Given task –
Restate the whole of the material. Keep every word, and drop the pictures.

Data entries for graphics:
---+---

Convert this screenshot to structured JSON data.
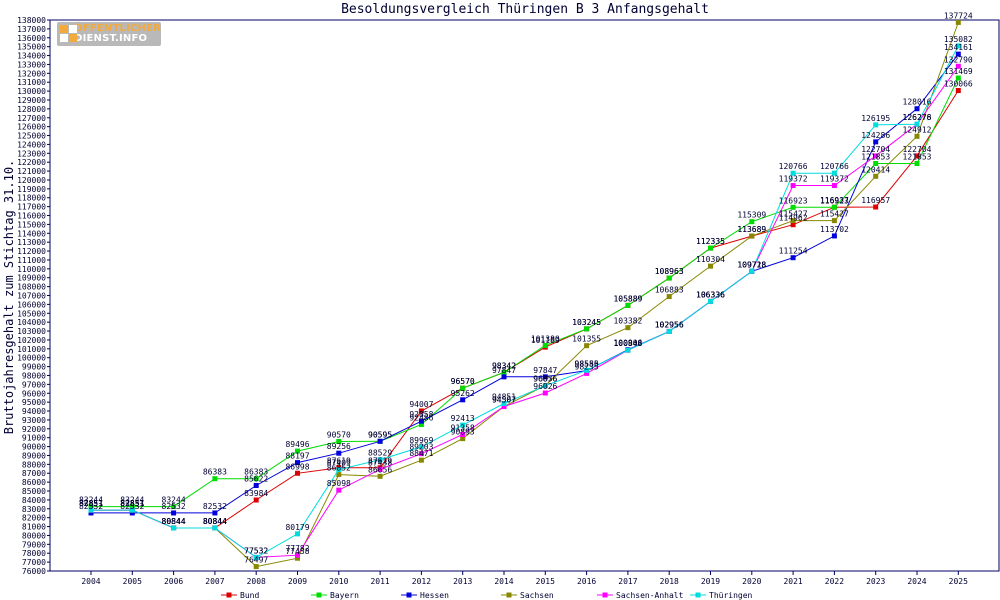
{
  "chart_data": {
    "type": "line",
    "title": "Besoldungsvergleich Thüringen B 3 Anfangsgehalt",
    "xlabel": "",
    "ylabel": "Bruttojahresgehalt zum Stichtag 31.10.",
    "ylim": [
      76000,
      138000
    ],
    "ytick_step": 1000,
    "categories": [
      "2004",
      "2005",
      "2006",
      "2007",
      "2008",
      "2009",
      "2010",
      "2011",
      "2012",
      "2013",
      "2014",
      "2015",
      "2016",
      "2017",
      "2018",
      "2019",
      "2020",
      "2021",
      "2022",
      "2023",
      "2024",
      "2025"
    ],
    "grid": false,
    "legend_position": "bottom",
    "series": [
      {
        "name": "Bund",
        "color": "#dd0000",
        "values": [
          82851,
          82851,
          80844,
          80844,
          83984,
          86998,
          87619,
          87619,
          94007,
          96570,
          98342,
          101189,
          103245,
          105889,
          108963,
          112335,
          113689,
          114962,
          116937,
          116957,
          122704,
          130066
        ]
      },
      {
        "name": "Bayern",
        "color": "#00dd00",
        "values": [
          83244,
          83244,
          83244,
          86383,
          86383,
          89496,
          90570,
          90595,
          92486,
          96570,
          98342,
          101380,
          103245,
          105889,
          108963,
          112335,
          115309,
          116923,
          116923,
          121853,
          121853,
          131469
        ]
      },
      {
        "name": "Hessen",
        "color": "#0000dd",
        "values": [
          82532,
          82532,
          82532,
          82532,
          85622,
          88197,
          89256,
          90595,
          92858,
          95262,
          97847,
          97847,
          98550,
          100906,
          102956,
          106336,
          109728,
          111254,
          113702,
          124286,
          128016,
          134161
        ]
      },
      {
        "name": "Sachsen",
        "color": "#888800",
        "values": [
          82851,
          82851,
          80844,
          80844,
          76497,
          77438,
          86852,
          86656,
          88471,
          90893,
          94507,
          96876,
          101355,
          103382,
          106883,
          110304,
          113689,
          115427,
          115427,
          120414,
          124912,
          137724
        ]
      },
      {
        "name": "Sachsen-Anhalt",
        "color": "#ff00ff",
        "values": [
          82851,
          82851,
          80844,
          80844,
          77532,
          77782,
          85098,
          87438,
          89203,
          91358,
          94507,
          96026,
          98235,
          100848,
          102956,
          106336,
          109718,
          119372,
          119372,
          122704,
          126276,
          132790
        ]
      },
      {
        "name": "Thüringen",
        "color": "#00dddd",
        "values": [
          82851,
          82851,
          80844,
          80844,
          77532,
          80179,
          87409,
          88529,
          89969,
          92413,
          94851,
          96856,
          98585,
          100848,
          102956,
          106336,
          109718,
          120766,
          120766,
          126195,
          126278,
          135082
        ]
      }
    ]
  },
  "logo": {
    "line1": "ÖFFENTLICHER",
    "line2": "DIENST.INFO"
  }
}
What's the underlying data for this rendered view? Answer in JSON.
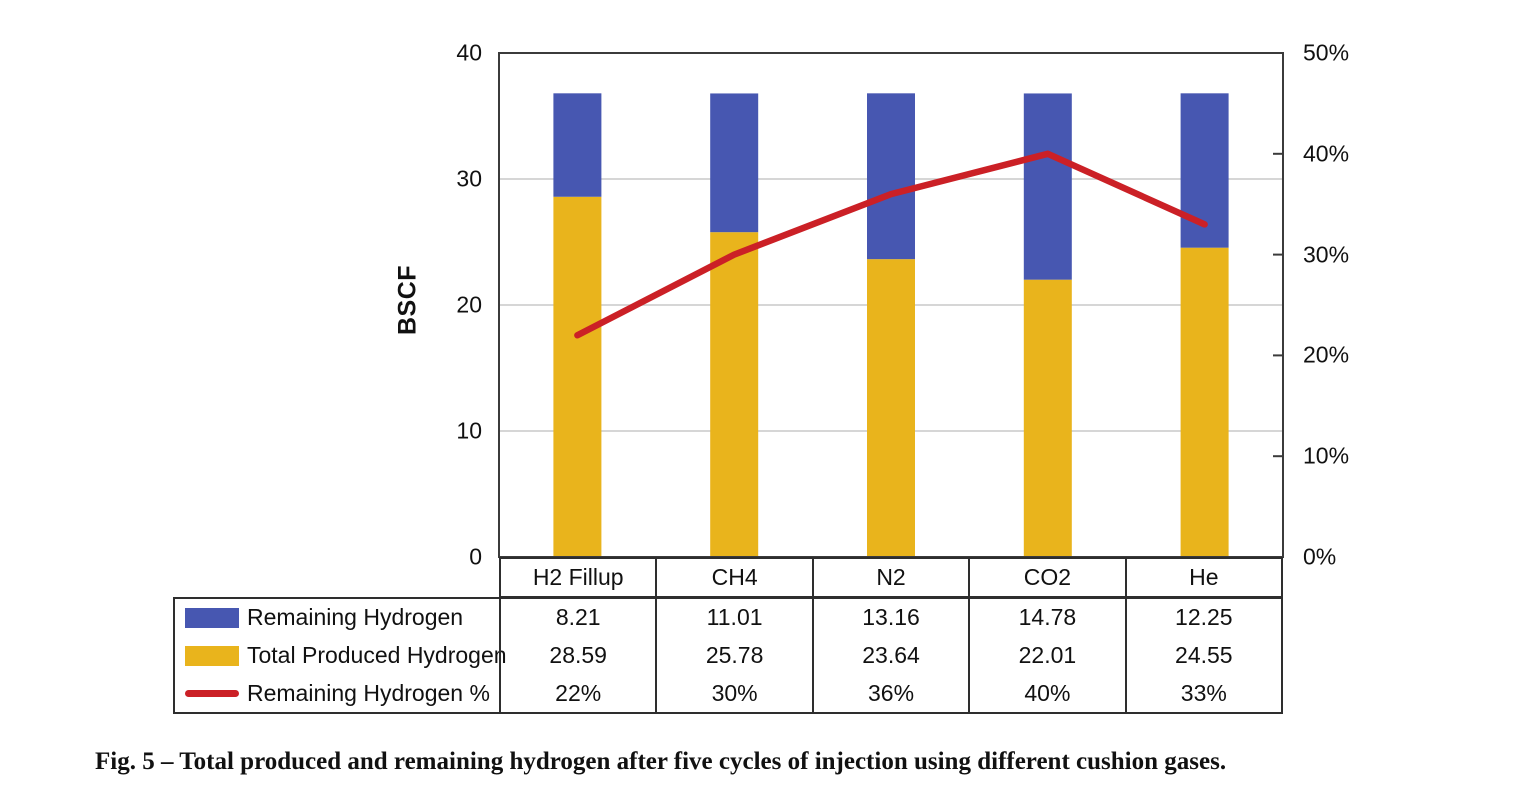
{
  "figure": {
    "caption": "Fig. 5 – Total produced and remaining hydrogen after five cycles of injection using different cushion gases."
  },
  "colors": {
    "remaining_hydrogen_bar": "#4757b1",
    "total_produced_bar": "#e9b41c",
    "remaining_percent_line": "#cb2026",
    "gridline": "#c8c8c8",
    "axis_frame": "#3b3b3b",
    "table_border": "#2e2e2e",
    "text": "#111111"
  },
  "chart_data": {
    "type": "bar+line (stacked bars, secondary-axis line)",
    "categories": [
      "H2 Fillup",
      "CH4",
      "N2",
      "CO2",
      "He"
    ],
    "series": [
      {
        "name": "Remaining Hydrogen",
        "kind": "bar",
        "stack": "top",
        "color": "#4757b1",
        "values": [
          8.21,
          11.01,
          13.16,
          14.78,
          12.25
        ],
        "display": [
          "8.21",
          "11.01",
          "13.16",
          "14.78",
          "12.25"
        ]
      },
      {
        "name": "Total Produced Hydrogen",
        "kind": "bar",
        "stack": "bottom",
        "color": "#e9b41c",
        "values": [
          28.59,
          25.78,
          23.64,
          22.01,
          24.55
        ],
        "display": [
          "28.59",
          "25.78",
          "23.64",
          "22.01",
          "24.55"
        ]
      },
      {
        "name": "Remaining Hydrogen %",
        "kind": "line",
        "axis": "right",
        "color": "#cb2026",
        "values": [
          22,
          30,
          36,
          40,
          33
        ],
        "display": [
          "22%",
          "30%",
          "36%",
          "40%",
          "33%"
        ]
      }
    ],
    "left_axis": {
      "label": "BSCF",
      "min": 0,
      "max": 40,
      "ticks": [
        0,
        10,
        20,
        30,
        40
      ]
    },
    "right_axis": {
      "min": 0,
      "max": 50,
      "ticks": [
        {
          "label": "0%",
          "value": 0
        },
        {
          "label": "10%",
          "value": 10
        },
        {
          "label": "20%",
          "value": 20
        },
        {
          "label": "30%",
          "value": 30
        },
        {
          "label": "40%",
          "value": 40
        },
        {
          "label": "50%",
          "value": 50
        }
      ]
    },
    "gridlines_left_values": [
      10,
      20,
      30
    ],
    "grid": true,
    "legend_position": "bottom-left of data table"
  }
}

---+---

The answer –
Convert this screenshot to structured JSON data.
{
  "chart_data": {
    "type": "line",
    "title": "Besoldungsvergleich Thüringen B 3 Anfangsgehalt",
    "xlabel": "",
    "ylabel": "Bruttojahresgehalt zum Stichtag 31.10.",
    "ylim": [
      76000,
      138000
    ],
    "ytick_step": 1000,
    "categories": [
      "2004",
      "2005",
      "2006",
      "2007",
      "2008",
      "2009",
      "2010",
      "2011",
      "2012",
      "2013",
      "2014",
      "2015",
      "2016",
      "2017",
      "2018",
      "2019",
      "2020",
      "2021",
      "2022",
      "2023",
      "2024",
      "2025"
    ],
    "grid": false,
    "legend_position": "bottom",
    "series": [
      {
        "name": "Bund",
        "color": "#dd0000",
        "values": [
          82851,
          82851,
          80844,
          80844,
          83984,
          86998,
          87619,
          87619,
          94007,
          96570,
          98342,
          101189,
          103245,
          105889,
          108963,
          112335,
          113689,
          114962,
          116937,
          116957,
          122704,
          130066
        ]
      },
      {
        "name": "Bayern",
        "color": "#00dd00",
        "values": [
          83244,
          83244,
          83244,
          86383,
          86383,
          89496,
          90570,
          90595,
          92486,
          96570,
          98342,
          101380,
          103245,
          105889,
          108963,
          112335,
          115309,
          116923,
          116923,
          121853,
          121853,
          131469
        ]
      },
      {
        "name": "Hessen",
        "color": "#0000dd",
        "values": [
          82532,
          82532,
          82532,
          82532,
          85622,
          88197,
          89256,
          90595,
          92858,
          95262,
          97847,
          97847,
          98550,
          100906,
          102956,
          106336,
          109728,
          111254,
          113702,
          124286,
          128016,
          134161
        ]
      },
      {
        "name": "Sachsen",
        "color": "#888800",
        "values": [
          82851,
          82851,
          80844,
          80844,
          76497,
          77438,
          86852,
          86656,
          88471,
          90893,
          94507,
          96876,
          101355,
          103382,
          106883,
          110304,
          113689,
          115427,
          115427,
          120414,
          124912,
          137724
        ]
      },
      {
        "name": "Sachsen-Anhalt",
        "color": "#ff00ff",
        "values": [
          82851,
          82851,
          80844,
          80844,
          77532,
          77782,
          85098,
          87438,
          89203,
          91358,
          94507,
          96026,
          98235,
          100848,
          102956,
          106336,
          109718,
          119372,
          119372,
          122704,
          126276,
          132790
        ]
      },
      {
        "name": "Thüringen",
        "color": "#00dddd",
        "values": [
          82851,
          82851,
          80844,
          80844,
          77532,
          80179,
          87409,
          88529,
          89969,
          92413,
          94851,
          96856,
          98585,
          100848,
          102956,
          106336,
          109718,
          120766,
          120766,
          126195,
          126278,
          135082
        ]
      }
    ]
  },
  "logo": {
    "line1": "ÖFFENTLICHER",
    "line2": "DIENST.INFO"
  }
}
What's the underlying data for this rendered view? Answer in JSON.
{
  "figure": {
    "caption": "Fig. 5 – Total produced and remaining hydrogen after five cycles of injection using different cushion gases."
  },
  "colors": {
    "remaining_hydrogen_bar": "#4757b1",
    "total_produced_bar": "#e9b41c",
    "remaining_percent_line": "#cb2026",
    "gridline": "#c8c8c8",
    "axis_frame": "#3b3b3b",
    "table_border": "#2e2e2e",
    "text": "#111111"
  },
  "chart_data": {
    "type": "bar+line (stacked bars, secondary-axis line)",
    "categories": [
      "H2 Fillup",
      "CH4",
      "N2",
      "CO2",
      "He"
    ],
    "series": [
      {
        "name": "Remaining Hydrogen",
        "kind": "bar",
        "stack": "top",
        "color": "#4757b1",
        "values": [
          8.21,
          11.01,
          13.16,
          14.78,
          12.25
        ],
        "display": [
          "8.21",
          "11.01",
          "13.16",
          "14.78",
          "12.25"
        ]
      },
      {
        "name": "Total Produced Hydrogen",
        "kind": "bar",
        "stack": "bottom",
        "color": "#e9b41c",
        "values": [
          28.59,
          25.78,
          23.64,
          22.01,
          24.55
        ],
        "display": [
          "28.59",
          "25.78",
          "23.64",
          "22.01",
          "24.55"
        ]
      },
      {
        "name": "Remaining Hydrogen %",
        "kind": "line",
        "axis": "right",
        "color": "#cb2026",
        "values": [
          22,
          30,
          36,
          40,
          33
        ],
        "display": [
          "22%",
          "30%",
          "36%",
          "40%",
          "33%"
        ]
      }
    ],
    "left_axis": {
      "label": "BSCF",
      "min": 0,
      "max": 40,
      "ticks": [
        0,
        10,
        20,
        30,
        40
      ]
    },
    "right_axis": {
      "min": 0,
      "max": 50,
      "ticks": [
        {
          "label": "0%",
          "value": 0
        },
        {
          "label": "10%",
          "value": 10
        },
        {
          "label": "20%",
          "value": 20
        },
        {
          "label": "30%",
          "value": 30
        },
        {
          "label": "40%",
          "value": 40
        },
        {
          "label": "50%",
          "value": 50
        }
      ]
    },
    "gridlines_left_values": [
      10,
      20,
      30
    ],
    "grid": true,
    "legend_position": "bottom-left of data table"
  }
}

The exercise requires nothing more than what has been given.